Dataset items:
● ● ● ● ● ● ●
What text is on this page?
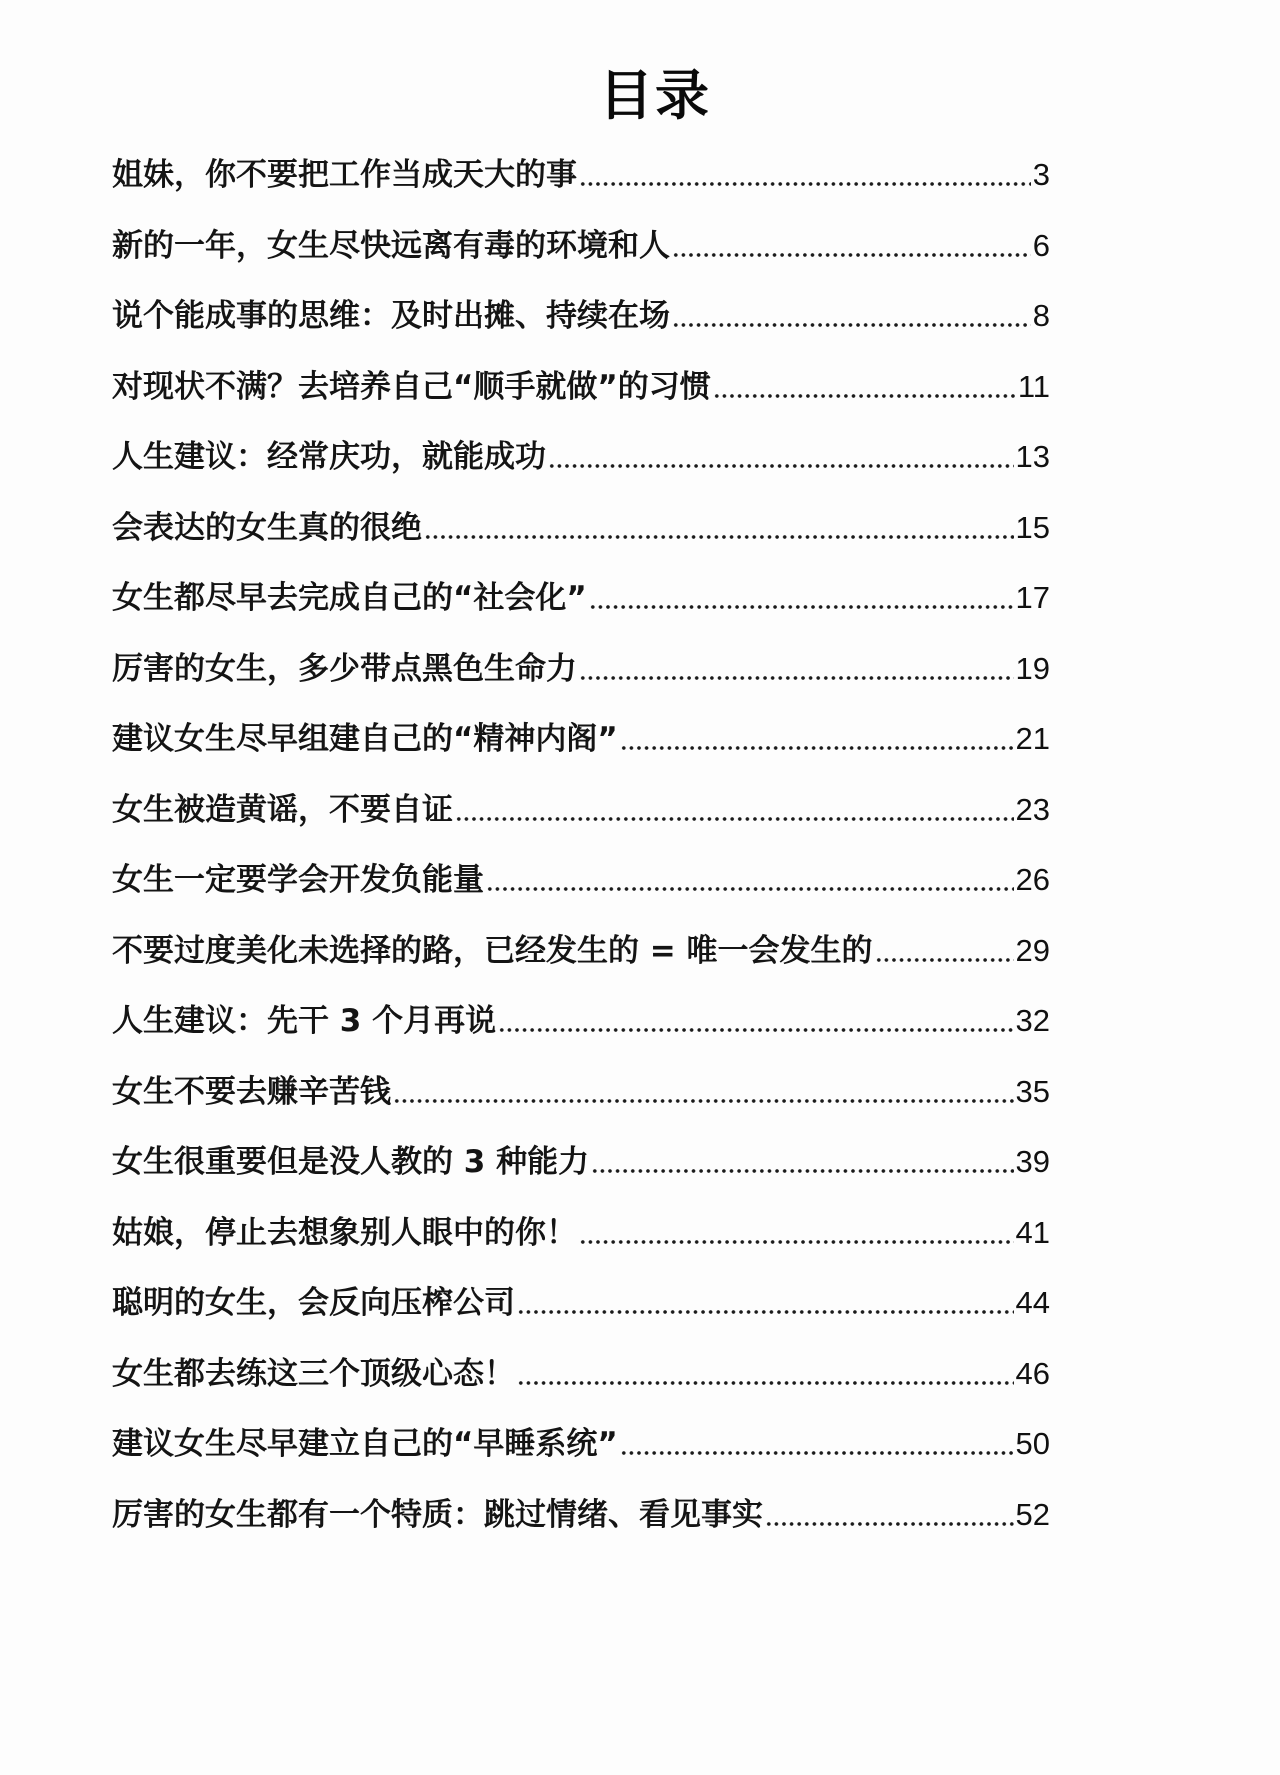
目录
姐妹，你不要把工作当成天大的事	3
新的一年，女生尽快远离有毒的环境和人	6
说个能成事的思维：及时出摊、持续在场	8
对现状不满？去培养自己“顺手就做”的习惯	11
人生建议：经常庆功，就能成功	13
会表达的女生真的很绝	15
女生都尽早去完成自己的“社会化”	17
厉害的女生，多少带点黑色生命力	19
建议女生尽早组建自己的“精神内阁”	21
女生被造黄谣，不要自证	23
女生一定要学会开发负能量	26
不要过度美化未选择的路，已经发生的 = 唯一会发生的	29
人生建议：先干 3 个月再说	32
女生不要去赚辛苦钱	35
女生很重要但是没人教的 3 种能力	39
姑娘，停止去想象别人眼中的你！	41
聪明的女生，会反向压榨公司	44
女生都去练这三个顶级心态！	46
建议女生尽早建立自己的“早睡系统”	50
厉害的女生都有一个特质：跳过情绪、看见事实	52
● ● ● ● ● ● ●
#### AIM OF THE EXERCISE
Verbatim reproduction of every record is required; images are left out.

#### WORKED SOLUTION
What text is on this page?
目录
姐妹，你不要把工作当成天大的事	3
新的一年，女生尽快远离有毒的环境和人	6
说个能成事的思维：及时出摊、持续在场	8
对现状不满？去培养自己“顺手就做”的习惯	11
人生建议：经常庆功，就能成功	13
会表达的女生真的很绝	15
女生都尽早去完成自己的“社会化”	17
厉害的女生，多少带点黑色生命力	19
建议女生尽早组建自己的“精神内阁”	21
女生被造黄谣，不要自证	23
女生一定要学会开发负能量	26
不要过度美化未选择的路，已经发生的 = 唯一会发生的	29
人生建议：先干 3 个月再说	32
女生不要去赚辛苦钱	35
女生很重要但是没人教的 3 种能力	39
姑娘，停止去想象别人眼中的你！	41
聪明的女生，会反向压榨公司	44
女生都去练这三个顶级心态！	46
建议女生尽早建立自己的“早睡系统”	50
厉害的女生都有一个特质：跳过情绪、看见事实	52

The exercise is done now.